● Data to use
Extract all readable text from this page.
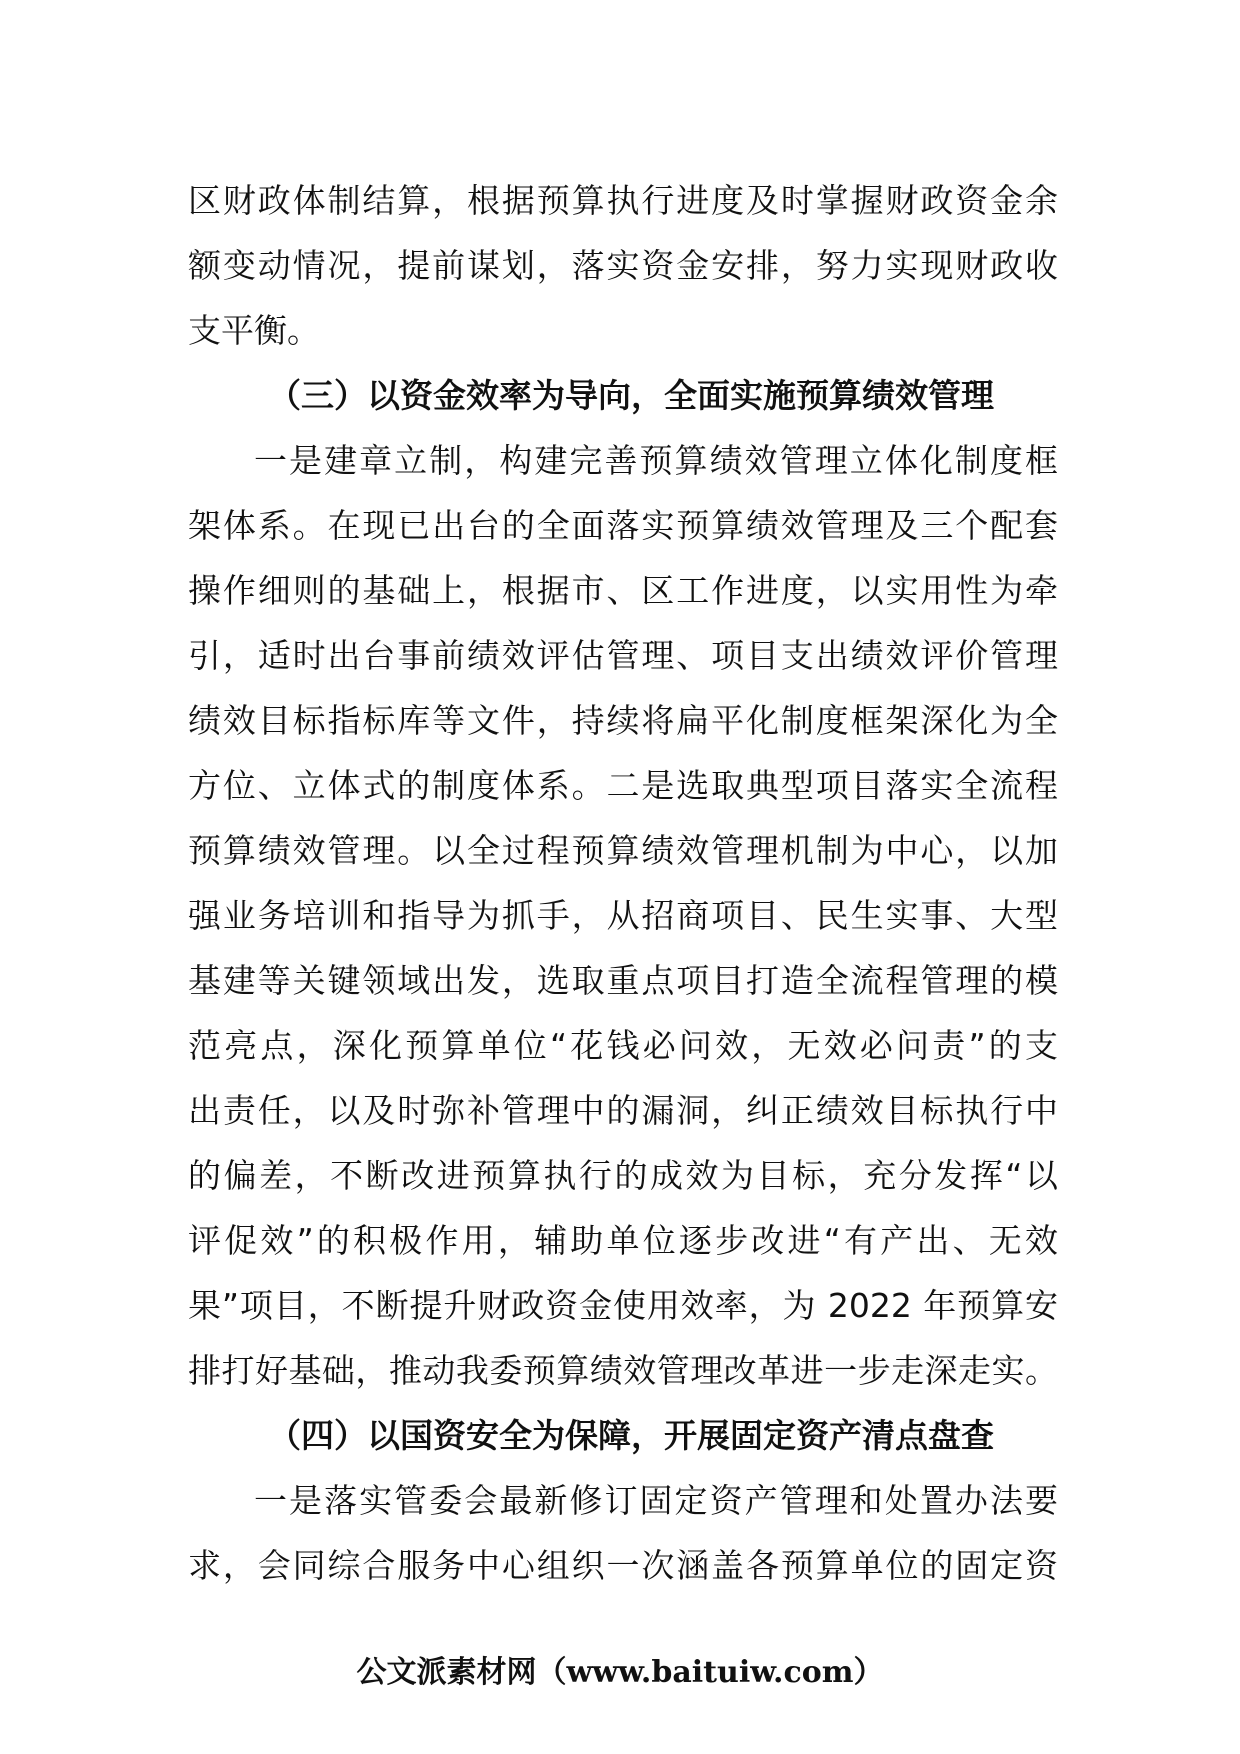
区财政体制结算，根据预算执行进度及时掌握财政资金余
额变动情况，提前谋划，落实资金安排，努力实现财政收
支平衡。
（三）以资金效率为导向，全面实施预算绩效管理
一是建章立制，构建完善预算绩效管理立体化制度框
架体系。在现已出台的全面落实预算绩效管理及三个配套
操作细则的基础上，根据市、区工作进度，以实用性为牵
引，适时出台事前绩效评估管理、项目支出绩效评价管理
绩效目标指标库等文件，持续将扁平化制度框架深化为全
方位、立体式的制度体系。二是选取典型项目落实全流程
预算绩效管理。以全过程预算绩效管理机制为中心，以加
强业务培训和指导为抓手，从招商项目、民生实事、大型
基建等关键领域出发，选取重点项目打造全流程管理的模
范亮点，深化预算单位“花钱必问效，无效必问责”的支
出责任，以及时弥补管理中的漏洞，纠正绩效目标执行中
的偏差，不断改进预算执行的成效为目标，充分发挥“以
评促效”的积极作用，辅助单位逐步改进“有产出、无效
果”项目，不断提升财政资金使用效率，为 2022 年预算安
排打好基础，推动我委预算绩效管理改革进一步走深走实。
（四）以国资安全为保障，开展固定资产清点盘查
一是落实管委会最新修订固定资产管理和处置办法要
求，会同综合服务中心组织一次涵盖各预算单位的固定资
公文派素材网（www.baituiw.com）
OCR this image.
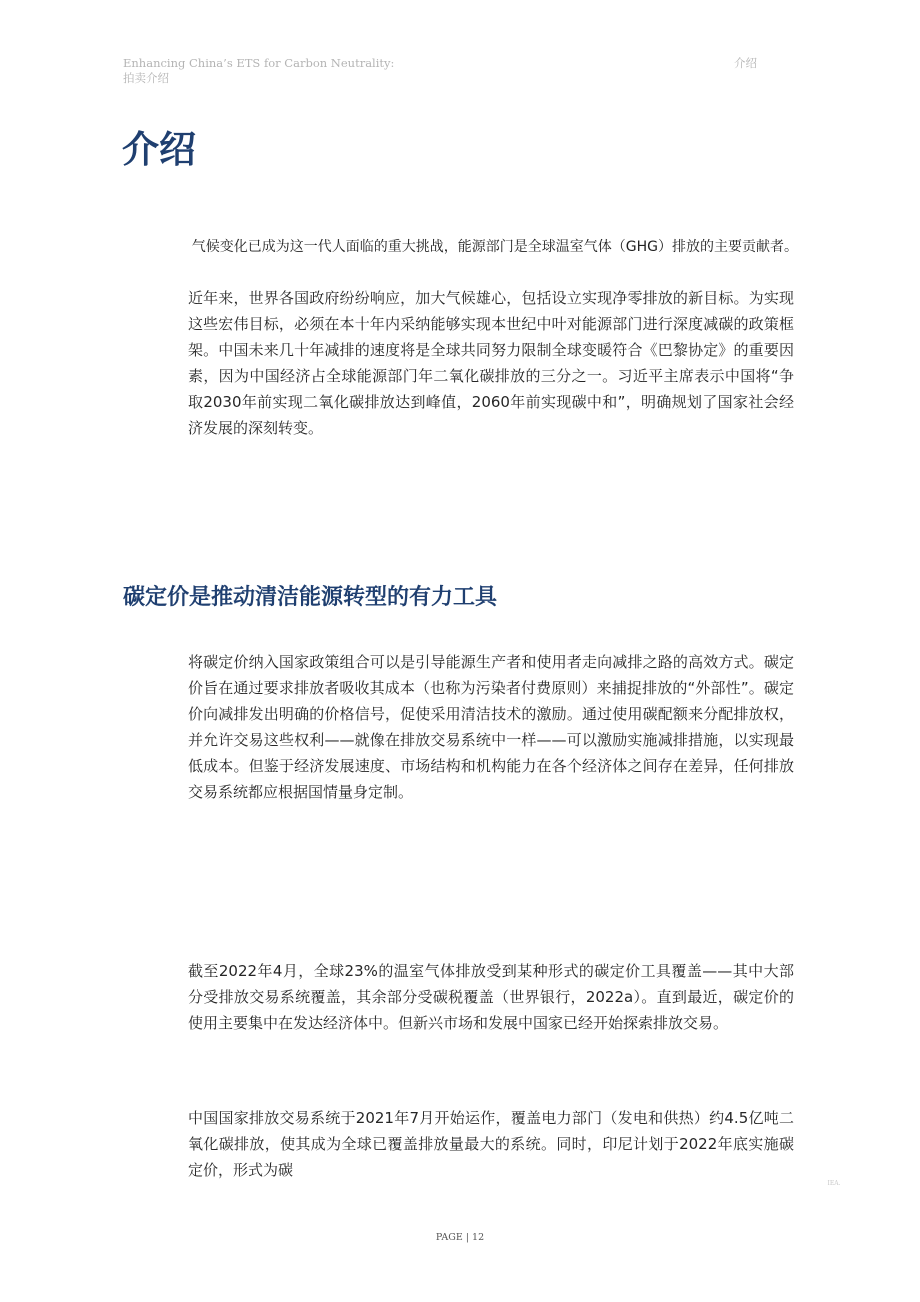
Enhancing China’s ETS for Carbon Neutrality:
拍卖介绍
介绍
介绍

气候变化已成为这一代人面临的重大挑战，能源部门是全球温室气体（GHG）排放的主要贡献者。

近年来，世界各国政府纷纷响应，加大气候雄心，包括设立实现净零排放的新目标。为实现这些宏伟目标，必须在本十年内采纳能够实现本世纪中叶对能源部门进行深度减碳的政策框架。中国未来几十年减排的速度将是全球共同努力限制全球变暖符合《巴黎协定》的重要因素，因为中国经济占全球能源部门年二氧化碳排放的三分之一。习近平主席表示中国将“争取2030年前实现二氧化碳排放达到峰值，2060年前实现碳中和”，明确规划了国家社会经济发展的深刻转变。

碳定价是推动清洁能源转型的有力工具

将碳定价纳入国家政策组合可以是引导能源生产者和使用者走向减排之路的高效方式。碳定价旨在通过要求排放者吸收其成本（也称为污染者付费原则）来捕捉排放的“外部性”。碳定价向减排发出明确的价格信号，促使采用清洁技术的激励。通过使用碳配额来分配排放权，并允许交易这些权利——就像在排放交易系统中一样——可以激励实施减排措施，以实现最低成本。但鉴于经济发展速度、市场结构和机构能力在各个经济体之间存在差异，任何排放交易系统都应根据国情量身定制。

截至2022年4月，全球23%的温室气体排放受到某种形式的碳定价工具覆盖——其中大部分受排放交易系统覆盖，其余部分受碳税覆盖（世界银行，2022a）。直到最近，碳定价的使用主要集中在发达经济体中。但新兴市场和发展中国家已经开始探索排放交易。

中国国家排放交易系统于2021年7月开始运作，覆盖电力部门（发电和供热）约4.5亿吨二氧化碳排放，使其成为全球已覆盖排放量最大的系统。同时，印尼计划于2022年底实施碳定价，形式为碳

IEA.
PAGE | 12
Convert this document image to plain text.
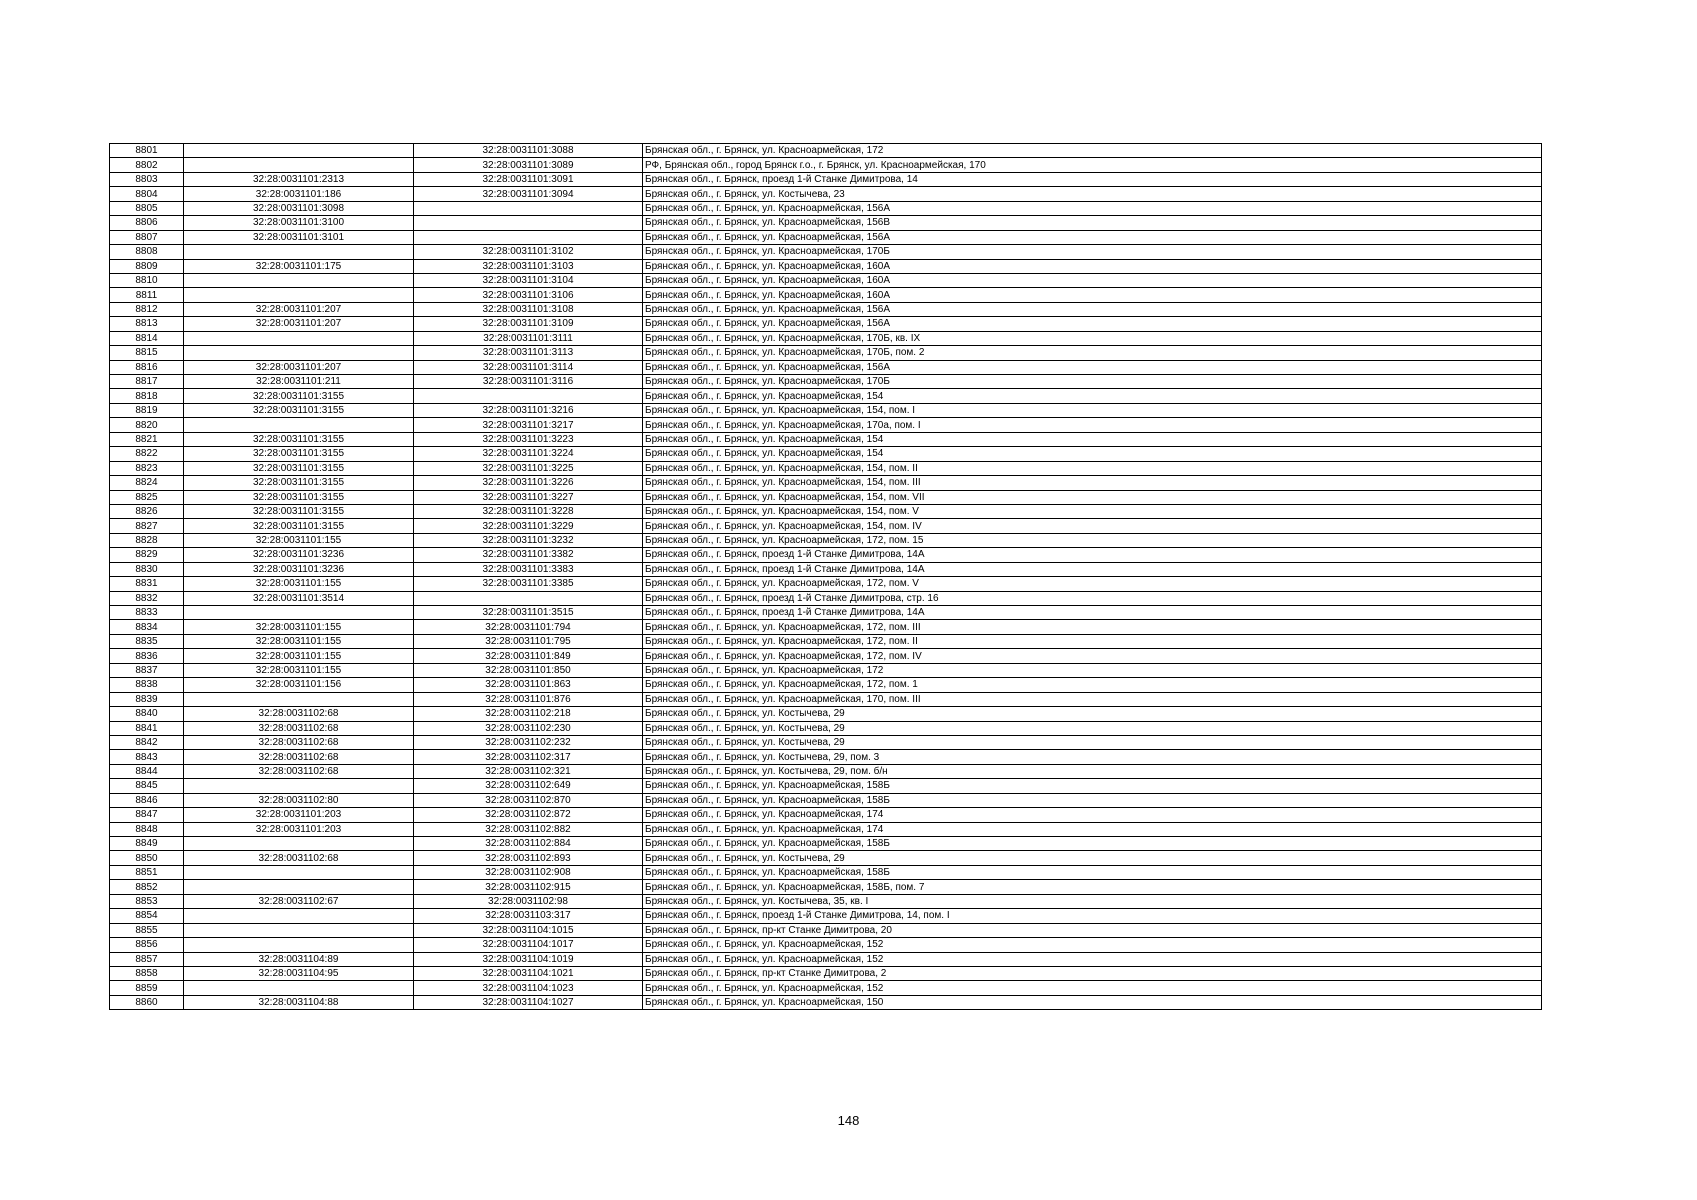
8801		32:28:0031101:3088	Брянская обл., г. Брянск, ул. Красноармейская, 172
8802		32:28:0031101:3089	РФ, Брянская обл., город Брянск г.о., г. Брянск, ул. Красноармейская, 170
8803	32:28:0031101:2313	32:28:0031101:3091	Брянская обл., г. Брянск, проезд 1-й Станке Димитрова, 14
8804	32:28:0031101:186	32:28:0031101:3094	Брянская обл., г. Брянск, ул. Костычева, 23
8805	32:28:0031101:3098		Брянская обл., г. Брянск, ул. Красноармейская, 156А
8806	32:28:0031101:3100		Брянская обл., г. Брянск, ул. Красноармейская, 156В
8807	32:28:0031101:3101		Брянская обл., г. Брянск, ул. Красноармейская, 156А
8808		32:28:0031101:3102	Брянская обл., г. Брянск, ул. Красноармейская, 170Б
8809	32:28:0031101:175	32:28:0031101:3103	Брянская обл., г. Брянск, ул. Красноармейская, 160А
8810		32:28:0031101:3104	Брянская обл., г. Брянск, ул. Красноармейская, 160А
8811		32:28:0031101:3106	Брянская обл., г. Брянск, ул. Красноармейская, 160А
8812	32:28:0031101:207	32:28:0031101:3108	Брянская обл., г. Брянск, ул. Красноармейская, 156А
8813	32:28:0031101:207	32:28:0031101:3109	Брянская обл., г. Брянск, ул. Красноармейская, 156А
8814		32:28:0031101:3111	Брянская обл., г. Брянск, ул. Красноармейская, 170Б, кв. IX
8815		32:28:0031101:3113	Брянская обл., г. Брянск, ул. Красноармейская, 170Б, пом. 2
8816	32:28:0031101:207	32:28:0031101:3114	Брянская обл., г. Брянск, ул. Красноармейская, 156А
8817	32:28:0031101:211	32:28:0031101:3116	Брянская обл., г. Брянск, ул. Красноармейская, 170Б
8818	32:28:0031101:3155		Брянская обл., г. Брянск, ул. Красноармейская, 154
8819	32:28:0031101:3155	32:28:0031101:3216	Брянская обл., г. Брянск, ул. Красноармейская, 154, пом. I
8820		32:28:0031101:3217	Брянская обл., г. Брянск, ул. Красноармейская, 170а, пом. I
8821	32:28:0031101:3155	32:28:0031101:3223	Брянская обл., г. Брянск, ул. Красноармейская, 154
8822	32:28:0031101:3155	32:28:0031101:3224	Брянская обл., г. Брянск, ул. Красноармейская, 154
8823	32:28:0031101:3155	32:28:0031101:3225	Брянская обл., г. Брянск, ул. Красноармейская, 154, пом. II
8824	32:28:0031101:3155	32:28:0031101:3226	Брянская обл., г. Брянск, ул. Красноармейская, 154, пом. III
8825	32:28:0031101:3155	32:28:0031101:3227	Брянская обл., г. Брянск, ул. Красноармейская, 154, пом. VII
8826	32:28:0031101:3155	32:28:0031101:3228	Брянская обл., г. Брянск, ул. Красноармейская, 154, пом. V
8827	32:28:0031101:3155	32:28:0031101:3229	Брянская обл., г. Брянск, ул. Красноармейская, 154, пом. IV
8828	32:28:0031101:155	32:28:0031101:3232	Брянская обл., г. Брянск, ул. Красноармейская, 172, пом. 15
8829	32:28:0031101:3236	32:28:0031101:3382	Брянская обл., г. Брянск, проезд 1-й Станке Димитрова, 14А
8830	32:28:0031101:3236	32:28:0031101:3383	Брянская обл., г. Брянск, проезд 1-й Станке Димитрова, 14А
8831	32:28:0031101:155	32:28:0031101:3385	Брянская обл., г. Брянск, ул. Красноармейская, 172, пом. V
8832	32:28:0031101:3514		Брянская обл., г. Брянск, проезд 1-й Станке Димитрова, стр. 16
8833		32:28:0031101:3515	Брянская обл., г. Брянск, проезд 1-й Станке Димитрова, 14А
8834	32:28:0031101:155	32:28:0031101:794	Брянская обл., г. Брянск, ул. Красноармейская, 172, пом. III
8835	32:28:0031101:155	32:28:0031101:795	Брянская обл., г. Брянск, ул. Красноармейская, 172, пом. II
8836	32:28:0031101:155	32:28:0031101:849	Брянская обл., г. Брянск, ул. Красноармейская, 172, пом. IV
8837	32:28:0031101:155	32:28:0031101:850	Брянская обл., г. Брянск, ул. Красноармейская, 172
8838	32:28:0031101:156	32:28:0031101:863	Брянская обл., г. Брянск, ул. Красноармейская, 172, пом. 1
8839		32:28:0031101:876	Брянская обл., г. Брянск, ул. Красноармейская, 170, пом. III
8840	32:28:0031102:68	32:28:0031102:218	Брянская обл., г. Брянск, ул. Костычева, 29
8841	32:28:0031102:68	32:28:0031102:230	Брянская обл., г. Брянск, ул. Костычева, 29
8842	32:28:0031102:68	32:28:0031102:232	Брянская обл., г. Брянск, ул. Костычева, 29
8843	32:28:0031102:68	32:28:0031102:317	Брянская обл., г. Брянск, ул. Костычева, 29, пом. 3
8844	32:28:0031102:68	32:28:0031102:321	Брянская обл., г. Брянск, ул. Костычева, 29, пом. б/н
8845		32:28:0031102:649	Брянская обл., г. Брянск, ул. Красноармейская, 158Б
8846	32:28:0031102:80	32:28:0031102:870	Брянская обл., г. Брянск, ул. Красноармейская, 158Б
8847	32:28:0031101:203	32:28:0031102:872	Брянская обл., г. Брянск, ул. Красноармейская, 174
8848	32:28:0031101:203	32:28:0031102:882	Брянская обл., г. Брянск, ул. Красноармейская, 174
8849		32:28:0031102:884	Брянская обл., г. Брянск, ул. Красноармейская, 158Б
8850	32:28:0031102:68	32:28:0031102:893	Брянская обл., г. Брянск, ул. Костычева, 29
8851		32:28:0031102:908	Брянская обл., г. Брянск, ул. Красноармейская, 158Б
8852		32:28:0031102:915	Брянская обл., г. Брянск, ул. Красноармейская, 158Б, пом. 7
8853	32:28:0031102:67	32:28:0031102:98	Брянская обл., г. Брянск, ул. Костычева, 35, кв. I
8854		32:28:0031103:317	Брянская обл., г. Брянск, проезд 1-й Станке Димитрова, 14, пом. I
8855		32:28:0031104:1015	Брянская обл., г. Брянск, пр-кт Станке Димитрова, 20
8856		32:28:0031104:1017	Брянская обл., г. Брянск, ул. Красноармейская, 152
8857	32:28:0031104:89	32:28:0031104:1019	Брянская обл., г. Брянск, ул. Красноармейская, 152
8858	32:28:0031104:95	32:28:0031104:1021	Брянская обл., г. Брянск, пр-кт Станке Димитрова, 2
8859		32:28:0031104:1023	Брянская обл., г. Брянск, ул. Красноармейская, 152
8860	32:28:0031104:88	32:28:0031104:1027	Брянская обл., г. Брянск, ул. Красноармейская, 150
148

● What you are asked to do
How many lines of the listing include the string "text"? Answer with the number alone.

● Answer below
2